* [Daftar Baris]:
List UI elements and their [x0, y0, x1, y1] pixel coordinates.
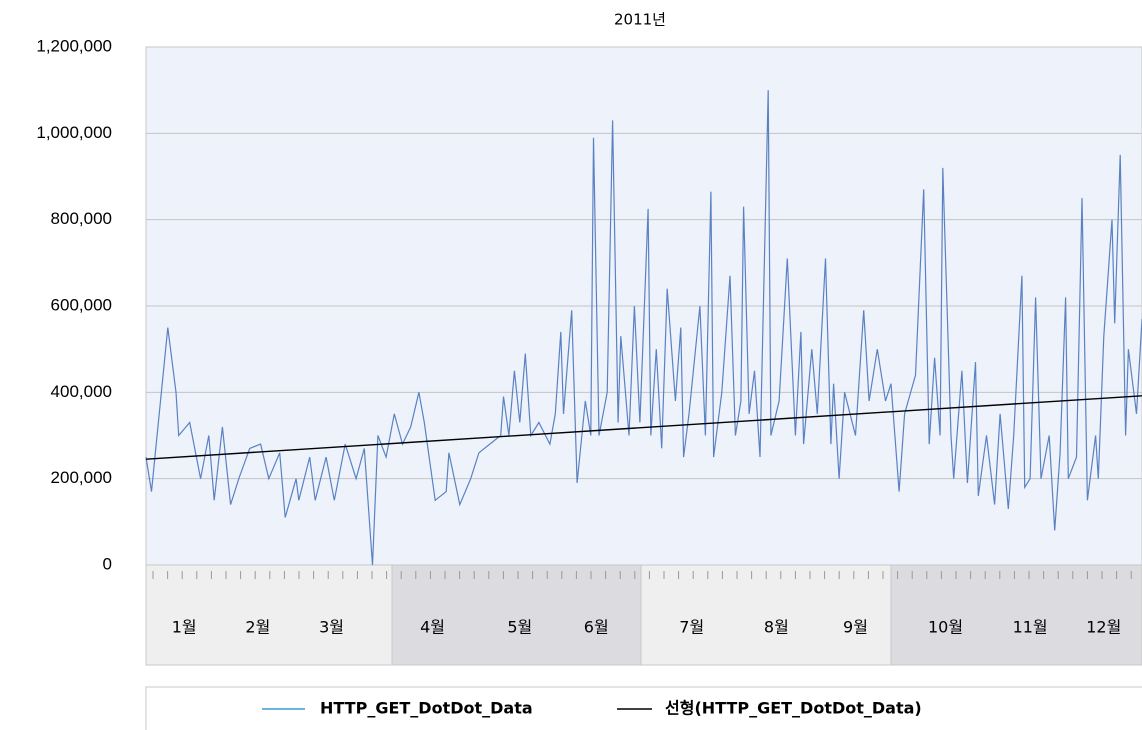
y-tick-label: 400,000 [51, 382, 112, 401]
x-tick-label: 9월 [843, 618, 868, 637]
data-line [145, 90, 1142, 566]
y-tick-label: 1,200,000 [36, 36, 112, 55]
x-tick-label: 11월 [1013, 618, 1048, 637]
legend-label: 선형(HTTP_GET_DotDot_Data) [665, 699, 922, 718]
legend-label: HTTP_GET_DotDot_Data [320, 699, 533, 718]
trend-line [145, 395, 1142, 460]
legend-box [145, 686, 1142, 730]
y-tick-label: 0 [103, 554, 112, 573]
x-tick-label: 5월 [507, 618, 532, 637]
x-tick-label: 1월 [172, 618, 197, 637]
axis-band [391, 564, 642, 666]
x-tick-label: 7월 [679, 618, 704, 637]
x-tick-label: 8월 [764, 618, 789, 637]
y-tick-label: 600,000 [51, 295, 112, 314]
y-tick-label: 800,000 [51, 209, 112, 228]
x-tick-label: 4월 [420, 618, 445, 637]
y-tick-label: 200,000 [51, 468, 112, 487]
x-tick-label: 3월 [319, 618, 344, 637]
axis-band [145, 564, 393, 666]
axis-band [640, 564, 892, 666]
axis-band [890, 564, 1142, 666]
y-tick-label: 1,000,000 [36, 123, 112, 142]
x-tick-label: 6월 [584, 618, 609, 637]
chart-title: 2011년 [614, 11, 666, 29]
x-tick-label: 2월 [245, 618, 270, 637]
x-tick-label: 10월 [928, 618, 963, 637]
x-tick-label: 12월 [1086, 618, 1121, 637]
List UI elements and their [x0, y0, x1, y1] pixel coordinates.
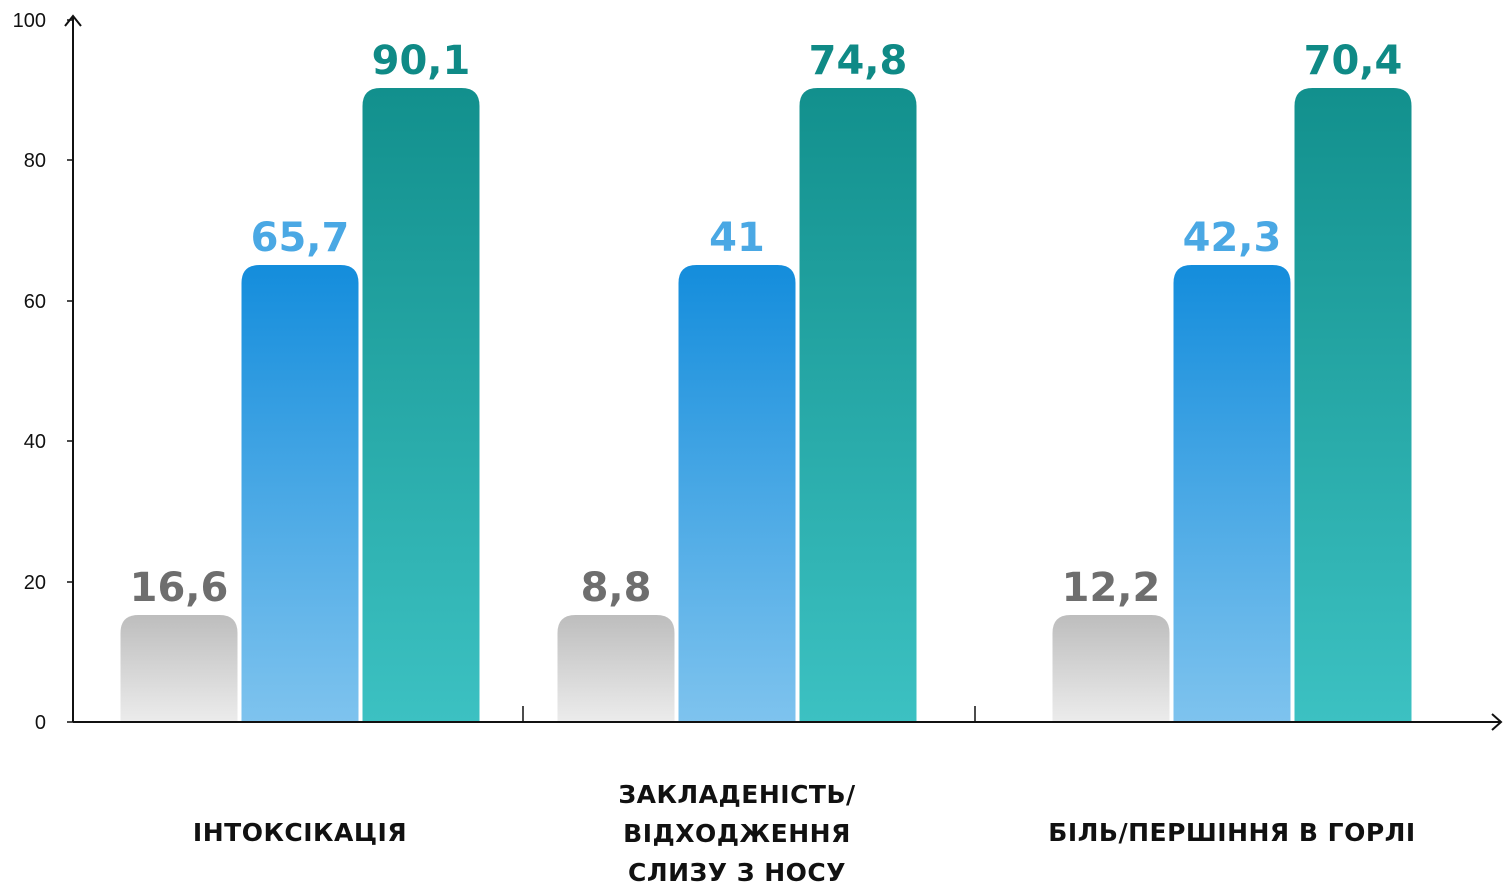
category-label-1: ЗАКЛАДЕНІСТЬ/ВІДХОДЖЕННЯ СЛИЗУ З НОСУ: [537, 775, 937, 887]
x-axis-arrow: [1491, 713, 1503, 731]
value-label-c1-s1: 41: [709, 215, 765, 261]
y-tick-label: 20: [24, 572, 46, 594]
y-tick-label: 40: [24, 431, 46, 453]
bar-c0-s2: [362, 88, 480, 722]
bar-c1-s2: [799, 88, 917, 722]
y-tick-label: 100: [13, 10, 46, 32]
category-label-2: БІЛЬ/ПЕРШІННЯ В ГОРЛІ: [1032, 813, 1432, 852]
category-label-line: СЛИЗУ З НОСУ: [627, 858, 847, 887]
y-axis-arrow: [64, 14, 82, 27]
value-label-c2-s0: 12,2: [1062, 565, 1161, 611]
bar-c2-s1: [1173, 265, 1291, 722]
y-tick-label: 0: [35, 712, 46, 734]
value-label-c2-s2: 70,4: [1304, 38, 1403, 84]
bar-c0-s1: [241, 265, 359, 722]
bar-c1-s0: [557, 615, 675, 722]
category-label-line: БІЛЬ/ПЕРШІННЯ В ГОРЛІ: [1048, 818, 1416, 847]
axes: 0 20 40 60 80 100: [13, 10, 1503, 734]
bar-c1-s1: [678, 265, 796, 722]
y-tick-label: 80: [24, 150, 46, 172]
bars-layer: [120, 88, 1412, 722]
bar-c2-s0: [1052, 615, 1170, 722]
value-label-c1-s0: 8,8: [581, 565, 652, 611]
category-label-line: ІНТОКСІКАЦІЯ: [192, 818, 408, 847]
category-label-line: ЗАКЛАДЕНІСТЬ/: [618, 780, 856, 809]
category-label-line: ВІДХОДЖЕННЯ: [623, 819, 851, 848]
category-label-0: ІНТОКСІКАЦІЯ: [100, 813, 500, 852]
value-labels-layer: 16,6 65,7 90,1 8,8 41 74,8 12,2 42,3 70,4: [130, 38, 1403, 611]
value-label-c2-s1: 42,3: [1183, 215, 1282, 261]
value-label-c0-s1: 65,7: [251, 215, 350, 261]
value-label-c0-s2: 90,1: [372, 38, 471, 84]
value-label-c1-s2: 74,8: [809, 38, 908, 84]
value-label-c0-s0: 16,6: [130, 565, 229, 611]
bar-c2-s2: [1294, 88, 1412, 722]
y-tick-label: 60: [24, 291, 46, 313]
bar-c0-s0: [120, 615, 238, 722]
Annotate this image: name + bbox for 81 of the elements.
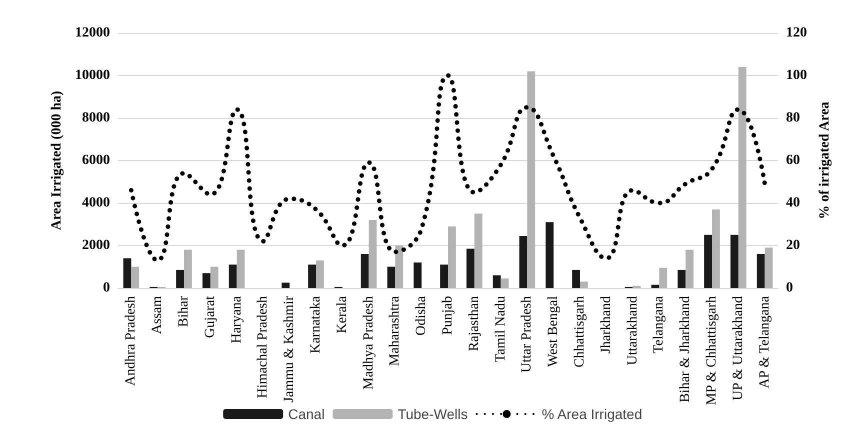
bar: [368, 220, 377, 288]
bar: [387, 266, 396, 288]
y2-tick-label: 40: [786, 196, 800, 210]
bar: [712, 209, 720, 288]
bar: [316, 260, 324, 288]
bar: [440, 264, 448, 288]
y2-tick-label: 80: [786, 110, 800, 126]
y2-tick-label: 0: [786, 280, 793, 296]
bar: [756, 254, 765, 288]
x-tick-label: Himachal Pradesh: [256, 296, 271, 398]
x-tick-label: UP & Uttarakhand: [730, 296, 746, 400]
x-tick-label: MP & Chhattisgarh: [704, 296, 720, 406]
x-tick-label: Uttarakhand: [625, 296, 640, 366]
x-tick-label: Uttar Pradesh: [520, 296, 535, 373]
bar: [228, 264, 237, 288]
bar: [131, 266, 140, 288]
bar: [572, 270, 580, 288]
bar: [527, 71, 536, 288]
line-series: [128, 73, 768, 263]
legend-label: Tube-Wells: [398, 406, 468, 422]
y-tick-label: 0: [103, 280, 110, 296]
x-tick-label: Punjab: [440, 296, 456, 335]
x-tick-label: Rajasthan: [466, 296, 482, 352]
bar: [123, 258, 132, 288]
x-tick-label: Jharkhand: [598, 296, 614, 354]
bar: [492, 275, 501, 288]
bar: [236, 250, 245, 288]
x-tick-label: Maharashtra: [388, 295, 403, 366]
bar: [500, 278, 509, 288]
bar: [546, 222, 554, 288]
bar: [184, 250, 192, 288]
bar: [210, 266, 218, 288]
x-tick-label: Haryana: [229, 295, 244, 344]
bar: [448, 226, 456, 288]
bar: [580, 282, 588, 288]
y-tick-label: 8000: [82, 110, 110, 126]
x-tick-label: Tamil Nadu: [493, 296, 508, 362]
x-tick-label: West Bengal: [546, 296, 562, 367]
bar: [659, 268, 668, 288]
y-tick-label: 2000: [82, 238, 110, 253]
y-tick-label: 10000: [75, 68, 110, 83]
bar: [730, 234, 738, 288]
y2-tick-label: 100: [786, 68, 807, 83]
x-tick-label: Odisha: [414, 295, 430, 336]
bar: [519, 236, 528, 288]
x-tick-label: Kerala: [334, 295, 350, 334]
y-tick-label: 6000: [82, 153, 110, 168]
y-tick-label: 12000: [75, 26, 110, 40]
x-tick-label: Madhya Pradesh: [361, 296, 376, 390]
x-tick-label: Karnataka: [308, 295, 324, 354]
y-tick-label: 4000: [82, 196, 110, 210]
x-tick-label: Andhra Pradesh: [124, 296, 139, 386]
x-tick-label: Chhattisgarh: [572, 296, 588, 368]
x-tick-label: Gujarat: [202, 296, 218, 338]
bar: [738, 67, 746, 288]
y-axis-title: Area Irrigated (000 ha): [50, 90, 65, 230]
bar: [202, 273, 210, 288]
y2-tick-label: 60: [786, 153, 800, 168]
bar: [414, 262, 422, 288]
y2-tick-label: 120: [786, 26, 807, 40]
x-tick-label: AP & Telangana: [757, 295, 772, 388]
bar: [466, 248, 474, 288]
bar: [474, 214, 482, 288]
x-tick-label: Bihar & Jharkhand: [678, 296, 694, 403]
bar: [308, 264, 316, 288]
bar: [704, 234, 712, 288]
bar: [282, 282, 290, 288]
bar: [764, 248, 773, 288]
x-tick-label: Telangana: [652, 295, 667, 354]
y2-axis-title: % of irrigated Area: [817, 102, 832, 220]
x-tick-label: Jammu & Kashmir: [282, 296, 298, 403]
bar: [176, 270, 184, 288]
bar: [678, 270, 686, 288]
bar: [686, 250, 694, 288]
x-tick-label: Assam: [150, 296, 166, 334]
y2-tick-label: 20: [786, 238, 800, 253]
bar: [395, 246, 404, 288]
x-tick-label: Bihar: [176, 296, 192, 328]
legend-label: Canal: [288, 406, 325, 422]
bar: [360, 254, 369, 288]
legend-label: % Area Irrigated: [542, 406, 642, 422]
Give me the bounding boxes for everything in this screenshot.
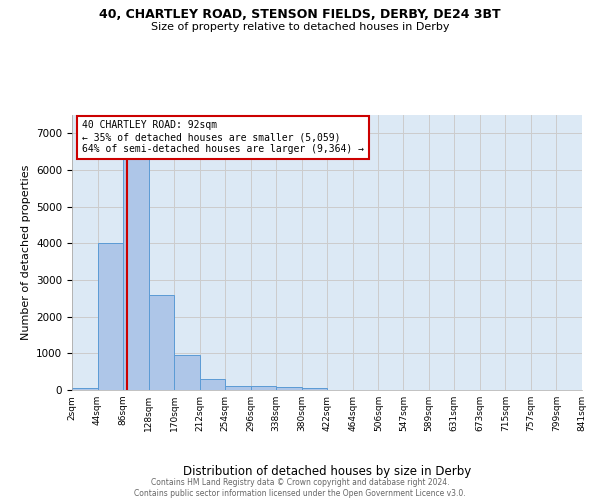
Text: 40 CHARTLEY ROAD: 92sqm
← 35% of detached houses are smaller (5,059)
64% of semi: 40 CHARTLEY ROAD: 92sqm ← 35% of detache…: [82, 120, 364, 154]
Bar: [149, 294, 174, 390]
Bar: [174, 355, 200, 390]
Y-axis label: Number of detached properties: Number of detached properties: [20, 165, 31, 340]
Bar: [72, 388, 98, 390]
Bar: [98, 244, 123, 390]
Bar: [276, 387, 302, 390]
Text: Contains HM Land Registry data © Crown copyright and database right 2024.
Contai: Contains HM Land Registry data © Crown c…: [134, 478, 466, 498]
Bar: [251, 386, 276, 390]
Bar: [123, 148, 149, 390]
Bar: [302, 388, 328, 390]
Text: Distribution of detached houses by size in Derby: Distribution of detached houses by size …: [183, 464, 471, 477]
Bar: [225, 386, 251, 390]
Text: 40, CHARTLEY ROAD, STENSON FIELDS, DERBY, DE24 3BT: 40, CHARTLEY ROAD, STENSON FIELDS, DERBY…: [99, 8, 501, 20]
Text: Size of property relative to detached houses in Derby: Size of property relative to detached ho…: [151, 22, 449, 32]
Bar: [200, 379, 225, 390]
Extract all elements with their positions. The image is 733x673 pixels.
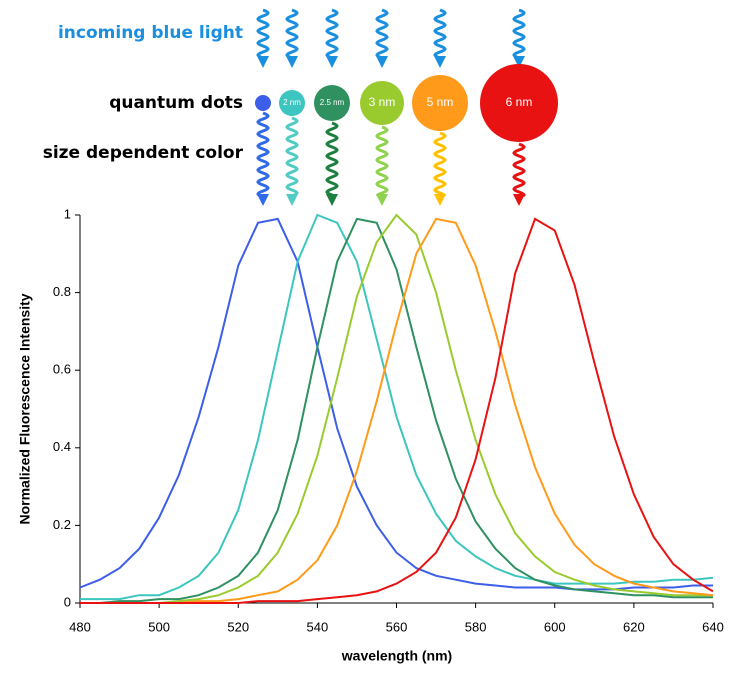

* [Petunjuk]:
Ketik ulang tanpa perubahan bagian yang dimulai dari baris berisi "Text: 40 CHARTLEY ROAD: 92sqm" dan berakhir pada baris berisi "Bar: [276, 387, 302, 390]", kedua baris itu ikut disertakan.

* [Jawaban]:
Text: 40 CHARTLEY ROAD: 92sqm
← 35% of detached houses are smaller (5,059)
64% of semi: 40 CHARTLEY ROAD: 92sqm ← 35% of detache…: [82, 120, 364, 154]
Bar: [149, 294, 174, 390]
Bar: [174, 355, 200, 390]
Y-axis label: Number of detached properties: Number of detached properties: [20, 165, 31, 340]
Bar: [72, 388, 98, 390]
Bar: [98, 244, 123, 390]
Bar: [276, 387, 302, 390]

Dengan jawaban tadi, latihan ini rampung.